__Work instructions__:
Duplicate every line from the one containing "label-services-charges-name: Services and" down to the one containing "slice-personnel-services — [470, 11, 791, 469]", including both of those lines.

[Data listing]

------------------------------------

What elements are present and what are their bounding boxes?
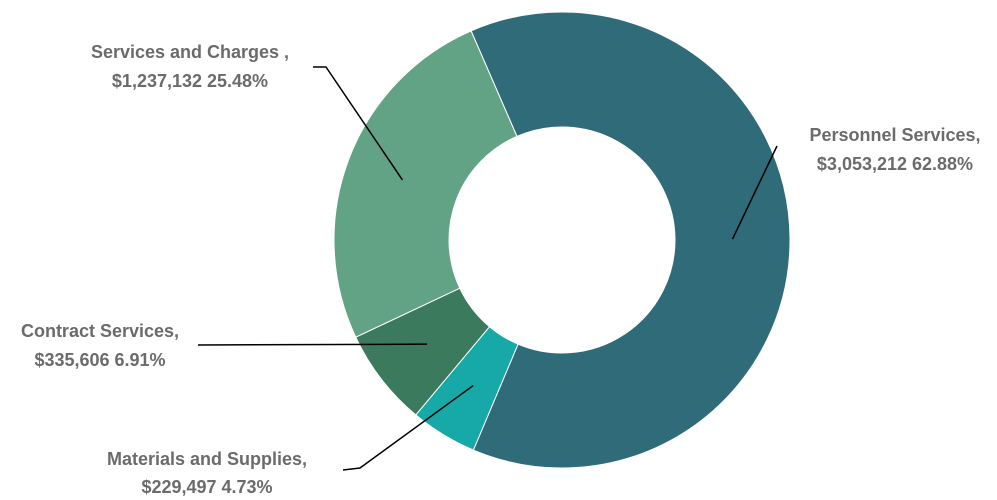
label-services-charges-name: Services and Charges , — [91, 42, 289, 62]
leader-line-personnel-services — [731, 145, 778, 240]
leader-line-materials-and-supplies — [342, 384, 474, 471]
label-contract-services-value: $335,606 6.91% — [34, 350, 165, 370]
slice-services-and-charges — [333, 30, 518, 338]
slice-personnel-services — [470, 11, 791, 469]
label-personnel-services-name: Personnel Services, — [809, 125, 980, 145]
label-services-charges-value: $1,237,132 25.48% — [112, 71, 268, 91]
leader-line-contract-services — [197, 343, 428, 346]
label-materials-supplies-value: $229,497 4.73% — [141, 477, 272, 497]
slices-group — [333, 11, 791, 469]
leader-line-services-and-charges — [313, 66, 404, 181]
leader-lines-group — [197, 66, 778, 471]
label-materials-supplies-name: Materials and Supplies, — [107, 449, 307, 469]
label-contract-services-name: Contract Services, — [21, 321, 179, 341]
label-personnel-services-value: $3,053,212 62.88% — [817, 154, 973, 174]
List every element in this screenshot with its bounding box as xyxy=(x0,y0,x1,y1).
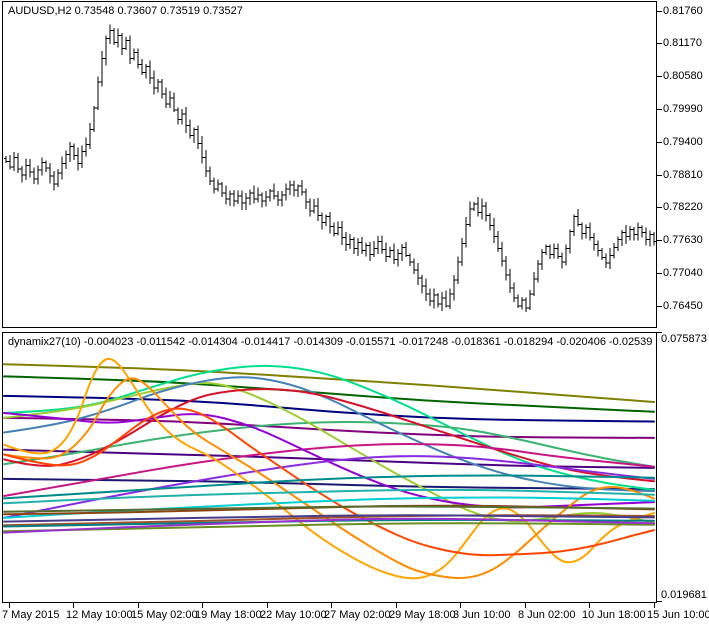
time-scale-label: 22 May 10:00 xyxy=(260,609,327,621)
time-scale-label: 19 May 18:00 xyxy=(195,609,262,621)
time-scale-label: 7 May 2015 xyxy=(2,609,60,621)
buf-midnight xyxy=(3,477,655,491)
price-scale-label: 0.79400 xyxy=(663,136,703,148)
ohlc-bar-bodies xyxy=(5,24,655,312)
time-scale-tick xyxy=(9,603,10,608)
price-scale-tick xyxy=(657,175,662,176)
indicator-subwindow[interactable]: dynamix27(10) -0.004023 -0.011542 -0.014… xyxy=(2,332,657,603)
buf-lightseagreen xyxy=(3,488,655,505)
price-scale-label: 0.79990 xyxy=(663,103,703,115)
time-scale-tick xyxy=(73,603,74,608)
price-scale-tick xyxy=(657,43,662,44)
buf-indigo xyxy=(3,448,655,469)
time-scale-label: 3 Jun 10:00 xyxy=(453,609,511,621)
price-scale-label: 0.78220 xyxy=(663,201,703,213)
time-scale-tick xyxy=(267,603,268,608)
price-scale-tick xyxy=(657,207,662,208)
time-scale-label: 15 Jun 10:00 xyxy=(647,609,709,621)
price-scale-label: 0.81760 xyxy=(663,5,703,17)
price-scale-tick xyxy=(657,109,662,110)
time-scale-label: 10 Jun 18:00 xyxy=(582,609,646,621)
time-scale-label: 8 Jun 02:00 xyxy=(518,609,576,621)
buf-darkgreen xyxy=(3,375,655,413)
price-scale-label: 0.77630 xyxy=(663,234,703,246)
price-chart-panel[interactable]: AUDUSD,H2 0.73548 0.73607 0.73519 0.7352… xyxy=(2,1,657,328)
time-scale-label: 12 May 10:00 xyxy=(66,609,133,621)
price-scale-tick xyxy=(657,142,662,143)
price-scale-tick xyxy=(657,240,662,241)
price-scale-label: 0.76450 xyxy=(663,300,703,312)
price-scale-label: 0.80580 xyxy=(663,70,703,82)
price-scale-label: 0.81170 xyxy=(663,37,702,49)
buf-mediumseagreen xyxy=(3,420,655,468)
price-scale-tick xyxy=(657,306,662,307)
buf-steelblue xyxy=(3,376,655,493)
buf-springgreen xyxy=(3,364,655,491)
time-scale-tick xyxy=(589,603,590,608)
price-scale-tick xyxy=(657,273,662,274)
indicator-values-line: dynamix27(10) -0.004023 -0.011542 -0.014… xyxy=(8,336,653,348)
buf-navy xyxy=(3,394,655,423)
time-scale-tick xyxy=(654,603,655,608)
price-scale-tick xyxy=(657,76,662,77)
time-scale-tick xyxy=(525,603,526,608)
price-scale-label: 0.78810 xyxy=(663,169,703,181)
ohlc-bar-ticks xyxy=(4,30,656,309)
buf-blueviolet xyxy=(3,455,655,519)
buf-olive xyxy=(3,363,655,403)
symbol-ohlc-title: AUDUSD,H2 0.73548 0.73607 0.73519 0.7352… xyxy=(8,5,243,17)
price-bars-series xyxy=(4,24,656,312)
indicator-scale-min: 0.019681 xyxy=(661,589,707,601)
time-scale-tick xyxy=(460,603,461,608)
time-scale-label: 29 May 18:00 xyxy=(389,609,456,621)
price-scale-tick xyxy=(657,11,662,12)
time-scale-tick xyxy=(331,603,332,608)
buf-darkolivegreen xyxy=(3,505,655,513)
time-scale-tick xyxy=(138,603,139,608)
buf-olivedrab xyxy=(3,522,655,533)
buf-mediumvioletred xyxy=(3,442,655,497)
price-scale-label: 0.77040 xyxy=(663,267,703,279)
time-scale-label: 15 May 02:00 xyxy=(131,609,198,621)
time-scale-tick xyxy=(202,603,203,608)
buf-darkslateblue xyxy=(3,514,655,523)
buf-darkorchid xyxy=(3,517,655,534)
buf-darkcyan xyxy=(3,474,655,500)
indicator-scale-max: 0.075873 xyxy=(661,333,707,345)
time-scale-tick xyxy=(396,603,397,608)
buf-orange1 xyxy=(3,357,655,580)
indicator-lines xyxy=(3,357,655,580)
time-scale-label: 27 May 02:00 xyxy=(324,609,391,621)
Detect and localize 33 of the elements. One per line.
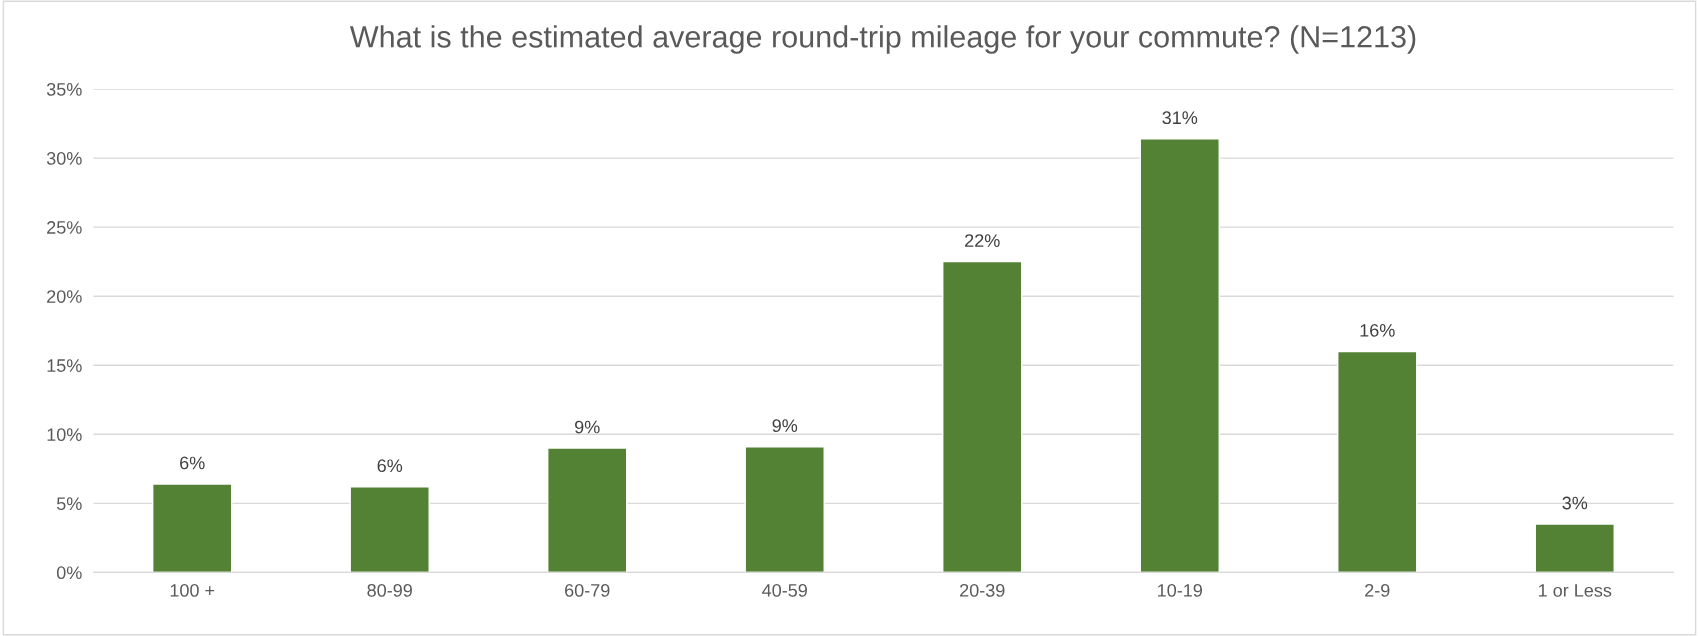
x-tick-label: 1 or Less [1539, 584, 1612, 597]
x-tick-label: 100 + [170, 583, 215, 597]
chart-title: What is the estimated average round-trip mileage for your commute? (N=1213) [349, 25, 1416, 54]
data-label: 6% [180, 456, 205, 470]
bar [942, 260, 1023, 573]
y-tick-label: 5% [56, 497, 82, 511]
x-tick-label: 80-99 [367, 583, 412, 597]
y-tick-label: 0% [56, 566, 82, 580]
x-tick-label: 40-59 [762, 583, 807, 597]
data-label: 22% [965, 234, 1000, 247]
bar [152, 483, 233, 573]
data-label: 9% [575, 420, 600, 434]
bar [547, 447, 628, 573]
data-label: 16% [1360, 323, 1395, 337]
bar [1139, 138, 1220, 573]
x-tick-label: 10-19 [1158, 583, 1202, 597]
data-label: 9% [772, 419, 798, 433]
y-tick-label: 25% [47, 221, 82, 234]
bar [349, 486, 430, 573]
bar [744, 446, 825, 573]
x-tick-label: 20-39 [960, 583, 1005, 597]
y-tick-label: 15% [47, 359, 82, 372]
y-tick-label: 20% [47, 290, 82, 303]
y-tick-label: 35% [46, 82, 82, 96]
bar [1534, 523, 1615, 573]
bar [1337, 350, 1418, 573]
data-label: 31% [1162, 111, 1198, 125]
y-tick-label: 30% [46, 152, 82, 165]
y-tick-label: 10% [47, 428, 82, 442]
data-label: 3% [1562, 496, 1588, 510]
data-label: 6% [377, 459, 403, 473]
x-tick-label: 60-79 [565, 583, 610, 597]
x-tick-label: 2-9 [1365, 583, 1390, 597]
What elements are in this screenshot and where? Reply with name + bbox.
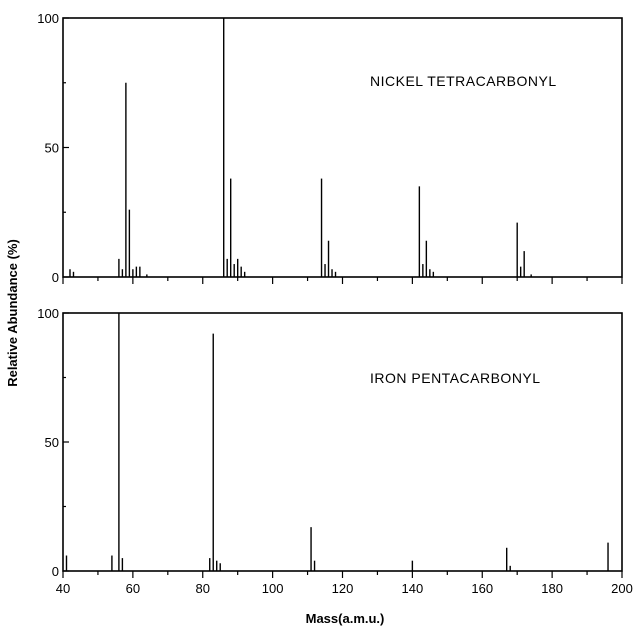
bottom-plot-frame	[62, 312, 623, 572]
bottom-y-tick-label: 100	[37, 306, 59, 321]
annotation-iron-pentacarbonyl: IRON PENTACARBONYL	[370, 370, 541, 386]
bottom-x-tick-label: 160	[471, 581, 493, 596]
bottom-x-tick-label: 60	[126, 581, 140, 596]
nickel-tetracarbonyl-panel: 0 50 100	[37, 11, 623, 285]
top-y-tick-label: 0	[52, 270, 59, 285]
bottom-x-tick-label: 120	[332, 581, 354, 596]
bottom-y-tick-label: 0	[52, 564, 59, 579]
x-axis-title: Mass(a.m.u.)	[306, 611, 385, 626]
bottom-x-tick-label: 40	[56, 581, 70, 596]
y-axis-title: Relative Abundance (%)	[5, 239, 20, 387]
top-plot-frame	[62, 17, 623, 278]
top-y-tick-label: 50	[45, 141, 59, 156]
bottom-x-tick-label: 80	[196, 581, 210, 596]
top-y-tick-label: 100	[37, 11, 59, 26]
bottom-y-tick-label: 50	[45, 435, 59, 450]
annotation-nickel-tetracarbonyl: NICKEL TETRACARBONYL	[370, 73, 557, 89]
iron-pentacarbonyl-panel: 0 50 100 40 60 80 100 120 140 160 180 200	[37, 306, 633, 596]
bottom-x-tick-label: 180	[541, 581, 563, 596]
bottom-x-tick-label: 100	[262, 581, 284, 596]
bottom-x-tick-label: 200	[611, 581, 633, 596]
bottom-x-tick-label: 140	[402, 581, 424, 596]
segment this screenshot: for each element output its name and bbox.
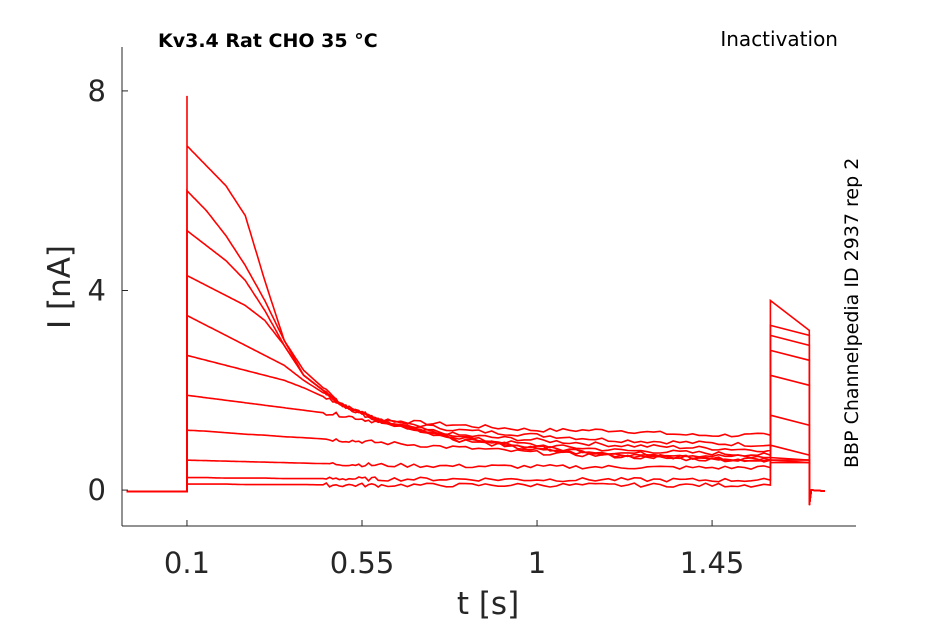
traces xyxy=(126,95,825,506)
series-line-11 xyxy=(126,461,825,506)
series-line-10 xyxy=(126,459,825,506)
series-line-2 xyxy=(126,188,825,506)
y-tick-label: 4 xyxy=(88,273,106,307)
x-tick-label: 1.45 xyxy=(680,546,745,580)
chart-subtitle: Inactivation xyxy=(720,27,838,51)
series-line-3 xyxy=(126,228,825,506)
series-line-8 xyxy=(126,429,825,506)
series-line-9 xyxy=(126,459,825,506)
y-axis-label: I [nA] xyxy=(42,245,78,329)
x-tick-label: 0.1 xyxy=(164,546,210,580)
ticks: 0.1 0.55 1 1.45 0 4 8 xyxy=(88,74,745,580)
series-line-5 xyxy=(126,314,825,506)
y-tick-label: 0 xyxy=(88,473,106,507)
x-tick-label: 0.55 xyxy=(330,546,395,580)
series-line-4 xyxy=(126,274,825,506)
y-tick-label: 8 xyxy=(88,74,106,108)
annotation: BBP Channelpedia ID 2937 rep 2 xyxy=(841,158,863,468)
chart-title: Kv3.4 Rat CHO 35 °C xyxy=(158,30,378,52)
x-tick-label: 1 xyxy=(528,546,546,580)
x-axis-label: t [s] xyxy=(457,586,519,622)
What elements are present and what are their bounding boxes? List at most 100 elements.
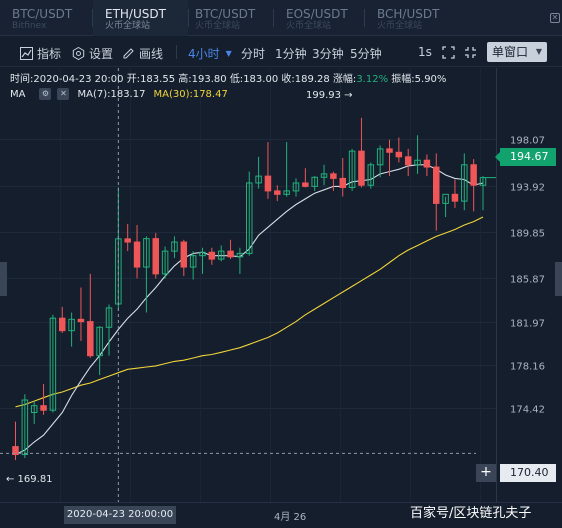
ohlc-info: 时间:2020-04-23 20:00 开:183.55 高:193.80 低:… (10, 70, 446, 85)
draw-tools-button[interactable]: 画线 (122, 45, 163, 62)
candle (133, 225, 141, 279)
tab-pair: BTC/USDT (195, 7, 256, 21)
candle-body (302, 182, 309, 187)
chart-grid (0, 68, 497, 502)
high-marker: 199.93 → (306, 90, 353, 101)
tab-btc-bitfinex[interactable]: BTC/USDT Bitfinex (0, 0, 92, 36)
left-panel-handle[interactable] (0, 262, 7, 296)
amplitude-value: 5.90% (414, 74, 447, 85)
close-icon[interactable]: ✕ (57, 88, 70, 100)
crosshair-date-tag: 2020-04-23 20:00:00 (64, 506, 176, 524)
gear-icon (72, 47, 85, 60)
interval-1min[interactable]: 1分钟 (275, 45, 307, 62)
price-tick-label: 178.16 (510, 362, 545, 373)
price-tick-label: 189.85 (510, 229, 545, 240)
speed-label: 1s (418, 45, 432, 59)
candle-body (21, 399, 29, 456)
candle-body (105, 307, 113, 328)
candle (264, 142, 272, 199)
candle-body (339, 177, 346, 188)
candle-body (470, 164, 477, 186)
candle-body (358, 150, 365, 186)
interval-3min[interactable]: 3分钟 (312, 45, 344, 62)
candle (255, 156, 262, 189)
candle (433, 153, 440, 231)
candle (470, 159, 477, 212)
candle (302, 168, 309, 188)
high-value: 193.80 (191, 74, 227, 85)
crosshair (0, 68, 496, 502)
candle-body (311, 176, 318, 187)
interval-dropdown[interactable]: 4小时 ▼ (188, 45, 232, 62)
interval-timeline[interactable]: 分时 (241, 45, 265, 62)
candle (479, 176, 487, 211)
candle-body (236, 252, 244, 258)
caret-down-icon: ▼ (225, 49, 232, 58)
candle (227, 239, 234, 260)
candle-body (376, 148, 384, 166)
exit-fullscreen-icon[interactable] (464, 46, 477, 59)
ma-label: MA (10, 88, 26, 100)
window-mode-select[interactable]: 单窗口 ▼ (487, 42, 547, 62)
tab-bch-huobi[interactable]: BCH/USDT 火币全球站 (365, 0, 455, 36)
add-alert-button[interactable]: + (476, 464, 496, 482)
tab-btc-huobi[interactable]: BTC/USDT 火币全球站 (183, 0, 273, 36)
candle-body (227, 250, 234, 258)
candle-body (96, 326, 103, 357)
price-tick-label: 174.42 (510, 405, 545, 416)
settings-button[interactable]: 设置 (72, 45, 113, 62)
candle (180, 239, 188, 277)
interval-label: 5分钟 (350, 47, 382, 61)
fullscreen-icon[interactable] (442, 46, 455, 59)
tab-eos-huobi[interactable]: EOS/USDT 火币全球站 (274, 0, 364, 36)
indicators-button[interactable]: 指标 (20, 45, 61, 62)
candle-body (217, 250, 225, 260)
candle (423, 154, 431, 177)
candle (217, 245, 225, 262)
pencil-icon (123, 48, 134, 59)
time-tick: 4月 26 (274, 512, 307, 523)
high-label: 高: (178, 74, 192, 85)
tab-divider (364, 9, 365, 27)
candle (320, 164, 328, 186)
candle (208, 247, 216, 265)
refresh-speed[interactable]: 1s (418, 45, 432, 59)
candle-body (479, 177, 487, 186)
candle-body (133, 241, 141, 268)
chart-toolbar: 指标 设置 画线 4小时 ▼ 分时 1分钟 3分钟 5分钟 1s 单窗口 ▼ (0, 37, 562, 67)
settings-label: 设置 (89, 47, 114, 61)
candle-body (348, 150, 356, 189)
crosshair-price-tag: 170.40 (500, 464, 556, 482)
ma30-line (15, 216, 484, 408)
candle-body (77, 318, 85, 323)
right-panel-handle[interactable] (555, 262, 562, 296)
candle-body (40, 405, 47, 411)
change-label: 涨幅: (332, 74, 357, 85)
indicators-label: 指标 (37, 47, 62, 61)
symbol-tabs: BTC/USDT Bitfinex ETH/USDT 火币全球站 BTC/USD… (0, 0, 562, 36)
candle (404, 148, 412, 177)
candle-body (68, 318, 75, 332)
candle-body (143, 238, 150, 268)
candle-body (59, 317, 66, 332)
tab-divider (188, 9, 189, 27)
candle (12, 421, 19, 461)
close-value: 189.28 (294, 74, 330, 85)
caret-down-icon: ▼ (535, 47, 542, 56)
candle-body (404, 156, 412, 166)
candle (152, 232, 159, 279)
interval-5min[interactable]: 5分钟 (350, 45, 382, 62)
draw-label: 画线 (139, 47, 164, 61)
tab-exchange: 火币全球站 (377, 21, 423, 31)
close-icon[interactable]: ✕ (550, 13, 560, 23)
settings-icon[interactable]: ⚙ (39, 88, 52, 100)
tab-eth-huobi[interactable]: ETH/USDT 火币全球站 (93, 0, 188, 36)
time-label: 时间: (10, 74, 34, 85)
candle-body (12, 446, 19, 456)
ma30-value: MA(30):178.47 (153, 88, 228, 100)
candle-body (433, 166, 440, 204)
candle (274, 185, 281, 202)
candle-body (274, 190, 281, 195)
candle-body (395, 151, 403, 158)
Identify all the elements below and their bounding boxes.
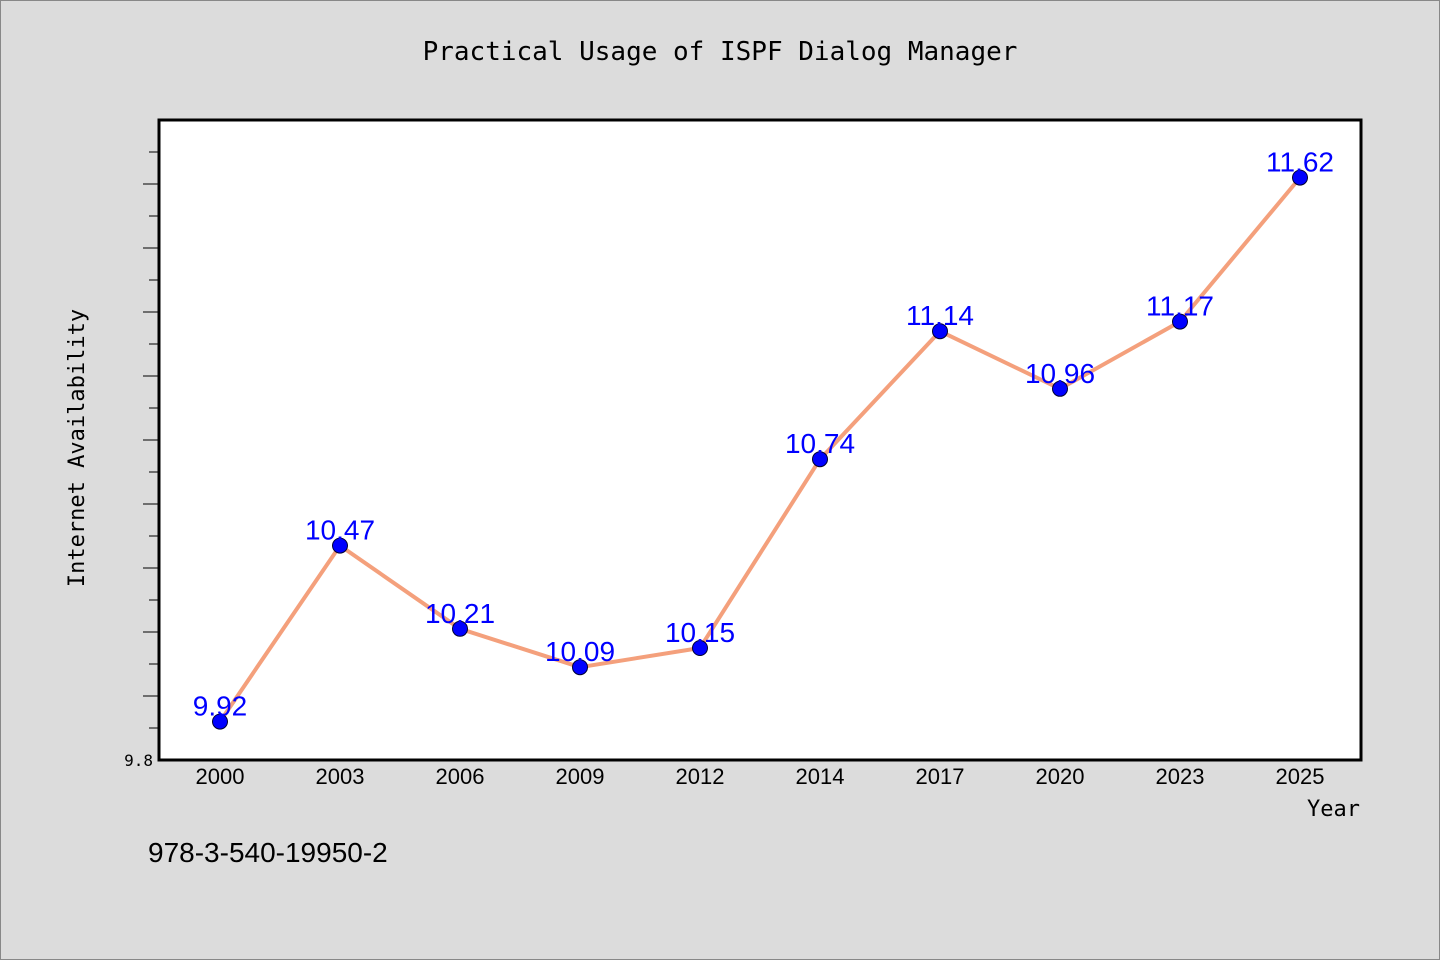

------------------------------------

__Task answer__:
label-services-charges-name: Services and Charges , — [91, 42, 289, 62]
leader-line-personnel-services — [731, 145, 778, 240]
leader-line-materials-and-supplies — [342, 384, 474, 471]
label-contract-services-value: $335,606 6.91% — [34, 350, 165, 370]
slice-services-and-charges — [333, 30, 518, 338]
slice-personnel-services — [470, 11, 791, 469]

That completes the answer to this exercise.